[Start Listing]

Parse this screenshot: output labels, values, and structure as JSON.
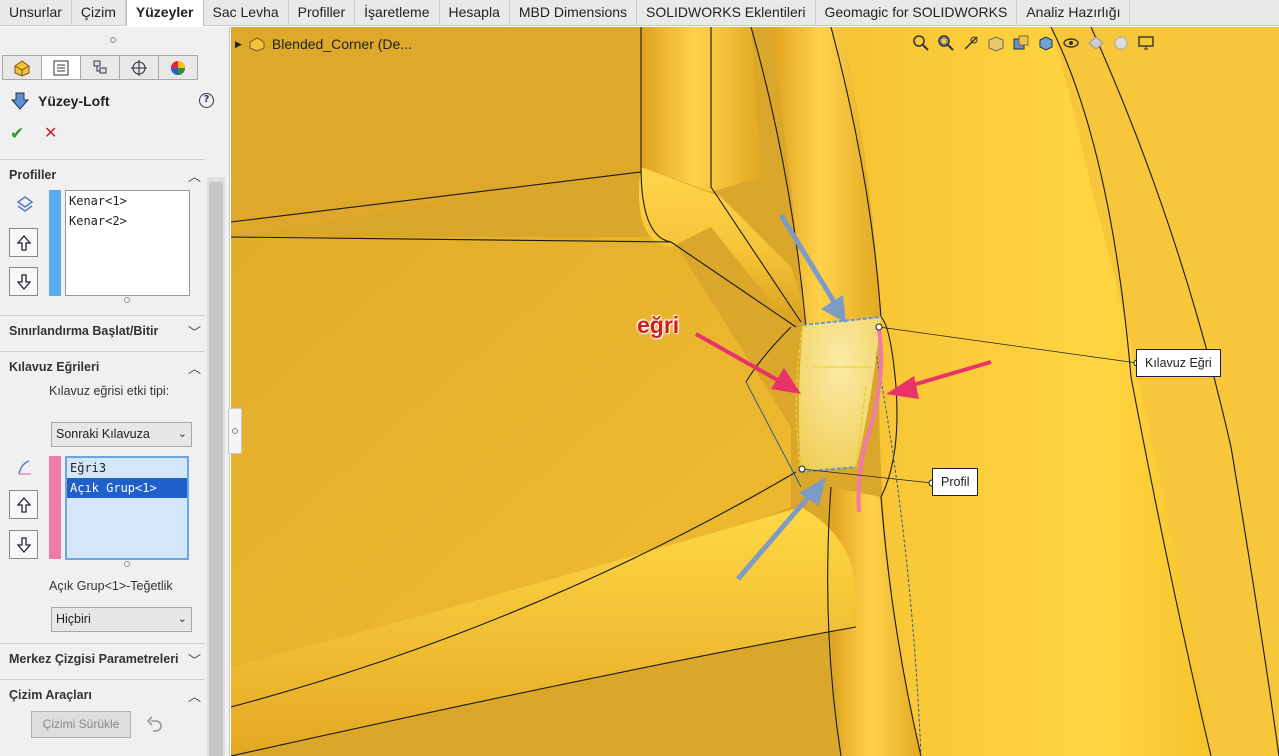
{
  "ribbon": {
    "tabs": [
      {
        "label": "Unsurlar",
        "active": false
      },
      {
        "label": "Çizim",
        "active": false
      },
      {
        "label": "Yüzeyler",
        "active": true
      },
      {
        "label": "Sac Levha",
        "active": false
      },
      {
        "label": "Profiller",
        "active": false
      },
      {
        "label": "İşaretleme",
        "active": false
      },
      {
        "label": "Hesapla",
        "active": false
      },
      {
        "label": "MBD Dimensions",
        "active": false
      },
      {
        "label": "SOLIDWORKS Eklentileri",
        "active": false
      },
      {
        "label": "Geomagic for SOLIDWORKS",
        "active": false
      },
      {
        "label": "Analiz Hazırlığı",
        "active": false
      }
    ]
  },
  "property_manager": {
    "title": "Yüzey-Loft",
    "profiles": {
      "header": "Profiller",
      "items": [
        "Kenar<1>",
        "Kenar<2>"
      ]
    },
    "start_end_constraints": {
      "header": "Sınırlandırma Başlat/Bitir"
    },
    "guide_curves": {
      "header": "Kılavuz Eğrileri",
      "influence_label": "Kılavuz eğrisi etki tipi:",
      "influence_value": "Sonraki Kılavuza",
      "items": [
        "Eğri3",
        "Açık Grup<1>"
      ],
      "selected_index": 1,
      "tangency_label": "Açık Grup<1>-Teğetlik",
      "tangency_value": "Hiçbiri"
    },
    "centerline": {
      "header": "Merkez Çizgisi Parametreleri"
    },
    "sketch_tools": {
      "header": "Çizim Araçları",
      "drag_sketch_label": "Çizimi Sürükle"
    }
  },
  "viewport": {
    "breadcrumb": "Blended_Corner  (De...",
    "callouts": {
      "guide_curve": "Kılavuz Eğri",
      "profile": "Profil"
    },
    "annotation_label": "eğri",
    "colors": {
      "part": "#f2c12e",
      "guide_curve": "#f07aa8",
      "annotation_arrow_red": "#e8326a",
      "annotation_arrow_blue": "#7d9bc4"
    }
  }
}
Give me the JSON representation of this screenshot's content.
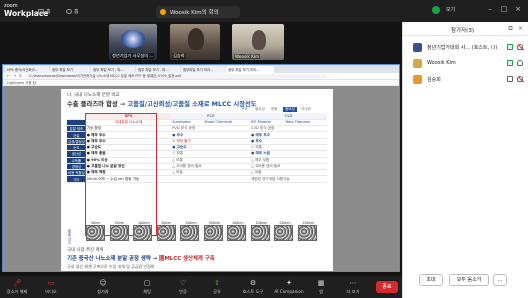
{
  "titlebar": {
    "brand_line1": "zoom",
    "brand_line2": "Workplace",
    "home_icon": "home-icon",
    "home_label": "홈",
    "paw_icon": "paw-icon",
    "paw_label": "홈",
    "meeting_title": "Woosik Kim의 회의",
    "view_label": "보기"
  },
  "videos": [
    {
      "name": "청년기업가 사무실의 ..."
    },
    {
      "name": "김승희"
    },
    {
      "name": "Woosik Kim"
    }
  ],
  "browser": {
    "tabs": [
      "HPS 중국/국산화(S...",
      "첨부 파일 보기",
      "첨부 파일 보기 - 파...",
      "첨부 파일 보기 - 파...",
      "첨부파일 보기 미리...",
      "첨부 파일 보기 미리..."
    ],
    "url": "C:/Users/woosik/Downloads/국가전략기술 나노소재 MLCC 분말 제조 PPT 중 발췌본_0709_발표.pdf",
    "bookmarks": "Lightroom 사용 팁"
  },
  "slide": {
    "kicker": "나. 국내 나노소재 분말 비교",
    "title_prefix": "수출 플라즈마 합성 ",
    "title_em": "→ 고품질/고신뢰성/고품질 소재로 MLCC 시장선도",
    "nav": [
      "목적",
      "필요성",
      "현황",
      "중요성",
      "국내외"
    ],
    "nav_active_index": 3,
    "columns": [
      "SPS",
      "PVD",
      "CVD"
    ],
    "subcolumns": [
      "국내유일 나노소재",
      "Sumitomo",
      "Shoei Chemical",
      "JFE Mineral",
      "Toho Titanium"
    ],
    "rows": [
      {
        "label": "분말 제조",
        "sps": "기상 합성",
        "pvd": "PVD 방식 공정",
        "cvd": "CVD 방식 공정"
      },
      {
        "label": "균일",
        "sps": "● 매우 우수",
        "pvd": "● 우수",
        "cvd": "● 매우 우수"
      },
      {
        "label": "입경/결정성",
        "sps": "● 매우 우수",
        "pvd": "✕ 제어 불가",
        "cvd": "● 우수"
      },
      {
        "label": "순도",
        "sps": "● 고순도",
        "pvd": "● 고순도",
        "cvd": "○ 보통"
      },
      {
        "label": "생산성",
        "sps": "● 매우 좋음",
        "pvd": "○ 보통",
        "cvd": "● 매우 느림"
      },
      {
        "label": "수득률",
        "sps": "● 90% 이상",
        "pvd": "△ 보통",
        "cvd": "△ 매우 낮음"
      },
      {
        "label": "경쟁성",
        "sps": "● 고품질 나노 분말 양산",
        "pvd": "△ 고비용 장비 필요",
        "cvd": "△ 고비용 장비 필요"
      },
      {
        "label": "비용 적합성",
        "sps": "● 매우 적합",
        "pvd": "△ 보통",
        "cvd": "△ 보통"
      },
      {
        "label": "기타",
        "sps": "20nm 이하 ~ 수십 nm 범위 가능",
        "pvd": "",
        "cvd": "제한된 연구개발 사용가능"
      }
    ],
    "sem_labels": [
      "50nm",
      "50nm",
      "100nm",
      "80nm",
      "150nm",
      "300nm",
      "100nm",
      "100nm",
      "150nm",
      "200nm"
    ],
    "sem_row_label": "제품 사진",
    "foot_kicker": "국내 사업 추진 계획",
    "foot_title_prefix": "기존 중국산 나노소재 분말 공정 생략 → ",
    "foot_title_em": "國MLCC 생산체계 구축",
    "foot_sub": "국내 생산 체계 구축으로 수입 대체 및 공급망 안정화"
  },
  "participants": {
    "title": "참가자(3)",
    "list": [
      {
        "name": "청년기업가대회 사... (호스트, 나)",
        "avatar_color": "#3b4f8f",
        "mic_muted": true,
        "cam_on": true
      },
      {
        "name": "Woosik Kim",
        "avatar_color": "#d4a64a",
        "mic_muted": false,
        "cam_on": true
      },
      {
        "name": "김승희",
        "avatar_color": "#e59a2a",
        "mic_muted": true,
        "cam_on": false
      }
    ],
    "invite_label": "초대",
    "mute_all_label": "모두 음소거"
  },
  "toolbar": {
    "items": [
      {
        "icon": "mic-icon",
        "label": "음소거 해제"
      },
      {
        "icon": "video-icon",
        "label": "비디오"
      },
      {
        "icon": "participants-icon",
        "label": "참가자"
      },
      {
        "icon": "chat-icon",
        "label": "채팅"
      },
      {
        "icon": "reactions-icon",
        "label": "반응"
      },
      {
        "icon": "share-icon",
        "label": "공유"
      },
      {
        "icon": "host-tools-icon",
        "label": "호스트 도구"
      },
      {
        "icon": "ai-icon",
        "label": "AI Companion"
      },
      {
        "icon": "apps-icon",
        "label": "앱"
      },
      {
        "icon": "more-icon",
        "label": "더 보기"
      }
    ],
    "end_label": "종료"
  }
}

[End Listing]

Task description: Can you retype every record above exactly, leaving out the pictures?

The result:
Parse this screenshot: output labels, values, and structure as JSON.
{
  "ribbon": {
    "tabs": [
      {
        "label": "Unsurlar",
        "active": false
      },
      {
        "label": "Çizim",
        "active": false
      },
      {
        "label": "Yüzeyler",
        "active": true
      },
      {
        "label": "Sac Levha",
        "active": false
      },
      {
        "label": "Profiller",
        "active": false
      },
      {
        "label": "İşaretleme",
        "active": false
      },
      {
        "label": "Hesapla",
        "active": false
      },
      {
        "label": "MBD Dimensions",
        "active": false
      },
      {
        "label": "SOLIDWORKS Eklentileri",
        "active": false
      },
      {
        "label": "Geomagic for SOLIDWORKS",
        "active": false
      },
      {
        "label": "Analiz Hazırlığı",
        "active": false
      }
    ]
  },
  "property_manager": {
    "title": "Yüzey-Loft",
    "profiles": {
      "header": "Profiller",
      "items": [
        "Kenar<1>",
        "Kenar<2>"
      ]
    },
    "start_end_constraints": {
      "header": "Sınırlandırma Başlat/Bitir"
    },
    "guide_curves": {
      "header": "Kılavuz Eğrileri",
      "influence_label": "Kılavuz eğrisi etki tipi:",
      "influence_value": "Sonraki Kılavuza",
      "items": [
        "Eğri3",
        "Açık Grup<1>"
      ],
      "selected_index": 1,
      "tangency_label": "Açık Grup<1>-Teğetlik",
      "tangency_value": "Hiçbiri"
    },
    "centerline": {
      "header": "Merkez Çizgisi Parametreleri"
    },
    "sketch_tools": {
      "header": "Çizim Araçları",
      "drag_sketch_label": "Çizimi Sürükle"
    }
  },
  "viewport": {
    "breadcrumb": "Blended_Corner  (De...",
    "callouts": {
      "guide_curve": "Kılavuz Eğri",
      "profile": "Profil"
    },
    "annotation_label": "eğri",
    "colors": {
      "part": "#f2c12e",
      "guide_curve": "#f07aa8",
      "annotation_arrow_red": "#e8326a",
      "annotation_arrow_blue": "#7d9bc4"
    }
  }
}
Give me the JSON representation of this screenshot's content.
{
  "titlebar": {
    "brand_line1": "zoom",
    "brand_line2": "Workplace",
    "home_icon": "home-icon",
    "home_label": "홈",
    "paw_icon": "paw-icon",
    "paw_label": "홈",
    "meeting_title": "Woosik Kim의 회의",
    "view_label": "보기"
  },
  "videos": [
    {
      "name": "청년기업가 사무실의 ..."
    },
    {
      "name": "김승희"
    },
    {
      "name": "Woosik Kim"
    }
  ],
  "browser": {
    "tabs": [
      "HPS 중국/국산화(S...",
      "첨부 파일 보기",
      "첨부 파일 보기 - 파...",
      "첨부 파일 보기 - 파...",
      "첨부파일 보기 미리...",
      "첨부 파일 보기 미리..."
    ],
    "url": "C:/Users/woosik/Downloads/국가전략기술 나노소재 MLCC 분말 제조 PPT 중 발췌본_0709_발표.pdf",
    "bookmarks": "Lightroom 사용 팁"
  },
  "slide": {
    "kicker": "나. 국내 나노소재 분말 비교",
    "title_prefix": "수출 플라즈마 합성 ",
    "title_em": "→ 고품질/고신뢰성/고품질 소재로 MLCC 시장선도",
    "nav": [
      "목적",
      "필요성",
      "현황",
      "중요성",
      "국내외"
    ],
    "nav_active_index": 3,
    "columns": [
      "SPS",
      "PVD",
      "CVD"
    ],
    "subcolumns": [
      "국내유일 나노소재",
      "Sumitomo",
      "Shoei Chemical",
      "JFE Mineral",
      "Toho Titanium"
    ],
    "rows": [
      {
        "label": "분말 제조",
        "sps": "기상 합성",
        "pvd": "PVD 방식 공정",
        "cvd": "CVD 방식 공정"
      },
      {
        "label": "균일",
        "sps": "● 매우 우수",
        "pvd": "● 우수",
        "cvd": "● 매우 우수"
      },
      {
        "label": "입경/결정성",
        "sps": "● 매우 우수",
        "pvd": "✕ 제어 불가",
        "cvd": "● 우수"
      },
      {
        "label": "순도",
        "sps": "● 고순도",
        "pvd": "● 고순도",
        "cvd": "○ 보통"
      },
      {
        "label": "생산성",
        "sps": "● 매우 좋음",
        "pvd": "○ 보통",
        "cvd": "● 매우 느림"
      },
      {
        "label": "수득률",
        "sps": "● 90% 이상",
        "pvd": "△ 보통",
        "cvd": "△ 매우 낮음"
      },
      {
        "label": "경쟁성",
        "sps": "● 고품질 나노 분말 양산",
        "pvd": "△ 고비용 장비 필요",
        "cvd": "△ 고비용 장비 필요"
      },
      {
        "label": "비용 적합성",
        "sps": "● 매우 적합",
        "pvd": "△ 보통",
        "cvd": "△ 보통"
      },
      {
        "label": "기타",
        "sps": "20nm 이하 ~ 수십 nm 범위 가능",
        "pvd": "",
        "cvd": "제한된 연구개발 사용가능"
      }
    ],
    "sem_labels": [
      "50nm",
      "50nm",
      "100nm",
      "80nm",
      "150nm",
      "300nm",
      "100nm",
      "100nm",
      "150nm",
      "200nm"
    ],
    "sem_row_label": "제품 사진",
    "foot_kicker": "국내 사업 추진 계획",
    "foot_title_prefix": "기존 중국산 나노소재 분말 공정 생략 → ",
    "foot_title_em": "國MLCC 생산체계 구축",
    "foot_sub": "국내 생산 체계 구축으로 수입 대체 및 공급망 안정화"
  },
  "participants": {
    "title": "참가자(3)",
    "list": [
      {
        "name": "청년기업가대회 사... (호스트, 나)",
        "avatar_color": "#3b4f8f",
        "mic_muted": true,
        "cam_on": true
      },
      {
        "name": "Woosik Kim",
        "avatar_color": "#d4a64a",
        "mic_muted": false,
        "cam_on": true
      },
      {
        "name": "김승희",
        "avatar_color": "#e59a2a",
        "mic_muted": true,
        "cam_on": false
      }
    ],
    "invite_label": "초대",
    "mute_all_label": "모두 음소거"
  },
  "toolbar": {
    "items": [
      {
        "icon": "mic-icon",
        "label": "음소거 해제"
      },
      {
        "icon": "video-icon",
        "label": "비디오"
      },
      {
        "icon": "participants-icon",
        "label": "참가자"
      },
      {
        "icon": "chat-icon",
        "label": "채팅"
      },
      {
        "icon": "reactions-icon",
        "label": "반응"
      },
      {
        "icon": "share-icon",
        "label": "공유"
      },
      {
        "icon": "host-tools-icon",
        "label": "호스트 도구"
      },
      {
        "icon": "ai-icon",
        "label": "AI Companion"
      },
      {
        "icon": "apps-icon",
        "label": "앱"
      },
      {
        "icon": "more-icon",
        "label": "더 보기"
      }
    ],
    "end_label": "종료"
  }
}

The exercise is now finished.